## What to produce
Gather all lines in the records below that include the word "information".

## Provided records

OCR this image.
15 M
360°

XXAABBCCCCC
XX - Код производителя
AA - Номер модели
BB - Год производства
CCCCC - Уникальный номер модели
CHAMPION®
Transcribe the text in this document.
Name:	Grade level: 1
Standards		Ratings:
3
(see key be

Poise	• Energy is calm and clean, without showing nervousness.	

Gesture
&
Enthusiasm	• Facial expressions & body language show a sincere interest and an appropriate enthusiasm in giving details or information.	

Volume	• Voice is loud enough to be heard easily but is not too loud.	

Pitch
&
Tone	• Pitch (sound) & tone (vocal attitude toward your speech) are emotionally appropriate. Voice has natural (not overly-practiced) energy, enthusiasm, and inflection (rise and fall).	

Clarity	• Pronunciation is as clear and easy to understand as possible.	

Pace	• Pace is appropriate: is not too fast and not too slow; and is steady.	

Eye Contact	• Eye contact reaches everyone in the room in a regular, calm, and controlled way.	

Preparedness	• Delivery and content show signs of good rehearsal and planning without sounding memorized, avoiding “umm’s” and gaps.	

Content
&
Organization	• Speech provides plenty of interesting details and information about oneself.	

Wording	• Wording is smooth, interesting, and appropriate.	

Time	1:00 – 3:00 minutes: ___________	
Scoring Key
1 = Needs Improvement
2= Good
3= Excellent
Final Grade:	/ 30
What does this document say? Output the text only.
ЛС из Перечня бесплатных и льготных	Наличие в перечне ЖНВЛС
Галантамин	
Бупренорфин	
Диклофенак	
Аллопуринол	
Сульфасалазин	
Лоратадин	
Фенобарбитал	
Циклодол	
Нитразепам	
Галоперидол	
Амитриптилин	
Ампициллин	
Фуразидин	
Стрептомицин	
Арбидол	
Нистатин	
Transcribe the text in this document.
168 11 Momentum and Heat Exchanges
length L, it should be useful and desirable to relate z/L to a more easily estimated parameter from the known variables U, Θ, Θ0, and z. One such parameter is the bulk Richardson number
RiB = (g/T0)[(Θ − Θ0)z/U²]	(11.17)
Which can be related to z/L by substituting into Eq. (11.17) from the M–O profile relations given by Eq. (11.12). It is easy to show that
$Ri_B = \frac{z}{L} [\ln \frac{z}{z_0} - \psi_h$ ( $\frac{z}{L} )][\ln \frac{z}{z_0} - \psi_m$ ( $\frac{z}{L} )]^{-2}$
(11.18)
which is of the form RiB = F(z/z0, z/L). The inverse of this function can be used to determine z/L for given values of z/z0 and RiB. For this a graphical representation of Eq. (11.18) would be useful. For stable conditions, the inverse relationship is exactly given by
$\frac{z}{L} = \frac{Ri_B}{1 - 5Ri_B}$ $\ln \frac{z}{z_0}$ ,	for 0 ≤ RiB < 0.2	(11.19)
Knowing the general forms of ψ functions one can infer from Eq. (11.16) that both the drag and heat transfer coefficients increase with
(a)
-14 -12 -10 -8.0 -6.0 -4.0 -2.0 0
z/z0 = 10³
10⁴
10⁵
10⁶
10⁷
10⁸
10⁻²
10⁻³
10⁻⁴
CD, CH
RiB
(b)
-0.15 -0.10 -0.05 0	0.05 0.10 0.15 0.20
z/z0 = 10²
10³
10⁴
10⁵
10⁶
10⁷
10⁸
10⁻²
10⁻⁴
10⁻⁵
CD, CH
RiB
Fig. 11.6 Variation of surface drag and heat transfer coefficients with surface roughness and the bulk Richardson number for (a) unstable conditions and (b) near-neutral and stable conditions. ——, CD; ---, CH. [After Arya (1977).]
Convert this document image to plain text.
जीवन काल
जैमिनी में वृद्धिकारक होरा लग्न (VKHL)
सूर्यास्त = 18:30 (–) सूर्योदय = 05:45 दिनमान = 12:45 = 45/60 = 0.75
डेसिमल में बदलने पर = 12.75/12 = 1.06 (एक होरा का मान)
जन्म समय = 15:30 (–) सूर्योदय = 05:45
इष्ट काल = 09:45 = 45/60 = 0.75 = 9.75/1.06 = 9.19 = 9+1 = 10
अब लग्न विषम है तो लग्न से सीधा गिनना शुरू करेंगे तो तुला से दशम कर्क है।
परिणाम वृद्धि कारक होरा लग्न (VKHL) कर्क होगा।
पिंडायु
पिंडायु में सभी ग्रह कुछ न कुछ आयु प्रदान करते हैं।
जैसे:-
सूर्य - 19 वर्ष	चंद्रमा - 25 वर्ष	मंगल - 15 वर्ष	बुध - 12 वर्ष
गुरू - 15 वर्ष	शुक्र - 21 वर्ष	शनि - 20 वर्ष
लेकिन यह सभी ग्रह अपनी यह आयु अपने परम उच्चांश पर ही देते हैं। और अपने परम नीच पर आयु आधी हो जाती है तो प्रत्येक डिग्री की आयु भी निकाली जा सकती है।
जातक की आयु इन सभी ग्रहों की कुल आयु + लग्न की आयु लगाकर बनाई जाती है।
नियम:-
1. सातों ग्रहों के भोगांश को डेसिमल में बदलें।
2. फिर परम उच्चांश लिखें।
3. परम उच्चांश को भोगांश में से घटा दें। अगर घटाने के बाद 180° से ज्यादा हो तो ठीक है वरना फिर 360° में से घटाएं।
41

## The result
Enthusiasm	• Facial expressions & body language show a sincere interest and an appropriate enthusiasm in giving details or information.	
Organization	• Speech provides plenty of interesting details and information about oneself.	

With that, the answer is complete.